### PROVIDED RECORDS
•••••
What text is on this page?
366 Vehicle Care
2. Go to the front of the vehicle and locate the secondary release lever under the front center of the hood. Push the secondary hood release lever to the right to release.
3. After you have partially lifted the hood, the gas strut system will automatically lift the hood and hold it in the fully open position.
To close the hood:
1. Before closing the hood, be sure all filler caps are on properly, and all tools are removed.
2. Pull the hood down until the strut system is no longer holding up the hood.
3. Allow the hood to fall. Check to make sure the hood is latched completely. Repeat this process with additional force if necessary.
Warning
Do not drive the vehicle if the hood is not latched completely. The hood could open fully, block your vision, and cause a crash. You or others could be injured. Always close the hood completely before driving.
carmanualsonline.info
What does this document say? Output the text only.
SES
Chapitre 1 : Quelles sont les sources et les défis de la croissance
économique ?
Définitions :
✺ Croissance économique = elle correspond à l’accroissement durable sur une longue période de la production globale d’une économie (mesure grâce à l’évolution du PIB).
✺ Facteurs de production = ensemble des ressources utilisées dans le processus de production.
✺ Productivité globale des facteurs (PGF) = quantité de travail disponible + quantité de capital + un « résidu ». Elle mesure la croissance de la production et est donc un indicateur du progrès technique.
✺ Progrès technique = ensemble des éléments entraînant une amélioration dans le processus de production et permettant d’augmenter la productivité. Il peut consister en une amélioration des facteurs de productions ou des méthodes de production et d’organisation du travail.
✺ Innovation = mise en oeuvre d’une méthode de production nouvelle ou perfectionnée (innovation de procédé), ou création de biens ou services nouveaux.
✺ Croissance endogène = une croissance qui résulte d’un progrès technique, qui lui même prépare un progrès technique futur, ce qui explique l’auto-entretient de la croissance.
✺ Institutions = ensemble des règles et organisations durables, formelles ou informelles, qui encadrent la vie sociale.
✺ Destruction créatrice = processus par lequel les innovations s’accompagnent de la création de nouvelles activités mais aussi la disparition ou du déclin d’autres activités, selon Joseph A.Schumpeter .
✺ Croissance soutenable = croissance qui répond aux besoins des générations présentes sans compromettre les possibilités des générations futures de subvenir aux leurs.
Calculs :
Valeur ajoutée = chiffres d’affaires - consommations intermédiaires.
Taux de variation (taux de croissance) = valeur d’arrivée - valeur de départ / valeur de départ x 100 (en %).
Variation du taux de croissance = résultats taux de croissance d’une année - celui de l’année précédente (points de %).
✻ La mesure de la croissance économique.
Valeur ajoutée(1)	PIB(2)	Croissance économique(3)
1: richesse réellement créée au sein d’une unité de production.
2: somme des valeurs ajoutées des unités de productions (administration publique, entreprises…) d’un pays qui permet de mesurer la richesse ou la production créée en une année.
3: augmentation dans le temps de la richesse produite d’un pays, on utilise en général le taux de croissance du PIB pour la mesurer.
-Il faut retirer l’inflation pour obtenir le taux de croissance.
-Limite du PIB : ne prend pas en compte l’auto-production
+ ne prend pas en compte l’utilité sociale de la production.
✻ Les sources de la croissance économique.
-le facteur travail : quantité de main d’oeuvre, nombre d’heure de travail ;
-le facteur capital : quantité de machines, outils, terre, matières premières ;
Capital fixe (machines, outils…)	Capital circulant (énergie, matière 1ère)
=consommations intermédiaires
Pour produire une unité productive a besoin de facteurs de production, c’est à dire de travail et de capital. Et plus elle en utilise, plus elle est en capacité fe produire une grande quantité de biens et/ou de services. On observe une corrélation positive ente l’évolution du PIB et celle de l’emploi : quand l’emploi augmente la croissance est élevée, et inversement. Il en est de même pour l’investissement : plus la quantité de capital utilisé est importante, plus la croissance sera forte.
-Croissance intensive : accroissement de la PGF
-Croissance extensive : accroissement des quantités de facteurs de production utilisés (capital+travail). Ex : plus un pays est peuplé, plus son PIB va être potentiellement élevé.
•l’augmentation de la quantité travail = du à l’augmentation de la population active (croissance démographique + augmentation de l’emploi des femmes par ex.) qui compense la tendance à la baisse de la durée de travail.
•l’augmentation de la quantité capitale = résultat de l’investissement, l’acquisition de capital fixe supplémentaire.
•••••
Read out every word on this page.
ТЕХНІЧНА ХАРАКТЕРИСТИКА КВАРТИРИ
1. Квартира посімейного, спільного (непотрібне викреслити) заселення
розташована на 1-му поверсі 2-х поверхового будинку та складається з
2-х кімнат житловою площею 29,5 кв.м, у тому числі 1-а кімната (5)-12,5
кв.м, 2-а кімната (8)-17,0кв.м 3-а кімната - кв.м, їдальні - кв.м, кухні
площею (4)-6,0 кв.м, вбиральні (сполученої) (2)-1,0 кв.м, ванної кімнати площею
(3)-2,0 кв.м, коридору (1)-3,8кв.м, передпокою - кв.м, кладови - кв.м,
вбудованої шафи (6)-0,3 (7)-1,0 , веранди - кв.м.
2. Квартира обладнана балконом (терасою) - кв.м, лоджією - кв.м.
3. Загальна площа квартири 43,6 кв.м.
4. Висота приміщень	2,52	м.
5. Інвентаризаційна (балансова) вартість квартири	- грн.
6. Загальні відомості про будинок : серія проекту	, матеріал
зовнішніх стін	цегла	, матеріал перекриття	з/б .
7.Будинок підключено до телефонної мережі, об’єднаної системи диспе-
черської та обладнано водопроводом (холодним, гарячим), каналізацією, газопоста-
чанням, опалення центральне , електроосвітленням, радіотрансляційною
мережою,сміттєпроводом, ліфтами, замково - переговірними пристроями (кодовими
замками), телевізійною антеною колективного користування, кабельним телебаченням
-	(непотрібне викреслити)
•••••
### WHAT YOU HAVE TO DO
Using the records given above, list every line that includes the word "dans".

### EXERCISE RESULT
✺ Facteurs de production = ensemble des ressources utilisées dans le processus de production.
✺ Progrès technique = ensemble des éléments entraînant une amélioration dans le processus de production et permettant d’augmenter la productivité. Il peut consister en une amélioration des facteurs de productions ou des méthodes de production et d’organisation du travail.
3: augmentation dans le temps de la richesse produite d’un pays, on utilise en général le taux de croissance du PIB pour la mesurer.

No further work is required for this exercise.